> Direction
Extract each line of the data below exactly as written.

☆ ☆ ☆ ☆ ☆

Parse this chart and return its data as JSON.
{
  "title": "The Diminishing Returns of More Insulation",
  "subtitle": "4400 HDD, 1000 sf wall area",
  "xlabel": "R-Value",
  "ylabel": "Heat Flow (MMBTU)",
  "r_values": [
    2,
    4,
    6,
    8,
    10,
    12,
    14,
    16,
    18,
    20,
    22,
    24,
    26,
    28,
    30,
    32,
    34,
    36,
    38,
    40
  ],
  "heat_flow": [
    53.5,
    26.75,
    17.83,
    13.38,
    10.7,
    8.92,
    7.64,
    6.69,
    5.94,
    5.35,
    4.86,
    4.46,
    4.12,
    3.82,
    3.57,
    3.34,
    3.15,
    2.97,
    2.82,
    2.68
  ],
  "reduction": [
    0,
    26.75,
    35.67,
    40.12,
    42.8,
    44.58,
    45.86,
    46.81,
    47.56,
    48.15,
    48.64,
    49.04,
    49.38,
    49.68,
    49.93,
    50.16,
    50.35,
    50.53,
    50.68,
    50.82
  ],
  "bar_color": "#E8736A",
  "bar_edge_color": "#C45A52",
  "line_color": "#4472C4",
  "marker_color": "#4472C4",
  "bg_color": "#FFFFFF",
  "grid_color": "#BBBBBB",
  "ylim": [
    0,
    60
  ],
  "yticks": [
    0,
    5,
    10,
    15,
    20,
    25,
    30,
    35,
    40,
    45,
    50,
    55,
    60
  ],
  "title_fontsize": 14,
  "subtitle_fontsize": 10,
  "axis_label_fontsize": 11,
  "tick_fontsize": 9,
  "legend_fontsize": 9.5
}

☆ ☆ ☆ ☆ ☆

> Solution below
Parse this chart and return its data as JSON.
{
  "title": "The Diminishing Returns of More Insulation",
  "subtitle": "4400 HDD, 1000 sf wall area",
  "xlabel": "R-Value",
  "ylabel": "Heat Flow (MMBTU)",
  "r_values": [
    2,
    4,
    6,
    8,
    10,
    12,
    14,
    16,
    18,
    20,
    22,
    24,
    26,
    28,
    30,
    32,
    34,
    36,
    38,
    40
  ],
  "heat_flow": [
    53.5,
    26.75,
    17.83,
    13.38,
    10.7,
    8.92,
    7.64,
    6.69,
    5.94,
    5.35,
    4.86,
    4.46,
    4.12,
    3.82,
    3.57,
    3.34,
    3.15,
    2.97,
    2.82,
    2.68
  ],
  "reduction": [
    0,
    26.75,
    35.67,
    40.12,
    42.8,
    44.58,
    45.86,
    46.81,
    47.56,
    48.15,
    48.64,
    49.04,
    49.38,
    49.68,
    49.93,
    50.16,
    50.35,
    50.53,
    50.68,
    50.82
  ],
  "bar_color": "#E8736A",
  "bar_edge_color": "#C45A52",
  "line_color": "#4472C4",
  "marker_color": "#4472C4",
  "bg_color": "#FFFFFF",
  "grid_color": "#BBBBBB",
  "ylim": [
    0,
    60
  ],
  "yticks": [
    0,
    5,
    10,
    15,
    20,
    25,
    30,
    35,
    40,
    45,
    50,
    55,
    60
  ],
  "title_fontsize": 14,
  "subtitle_fontsize": 10,
  "axis_label_fontsize": 11,
  "tick_fontsize": 9,
  "legend_fontsize": 9.5
}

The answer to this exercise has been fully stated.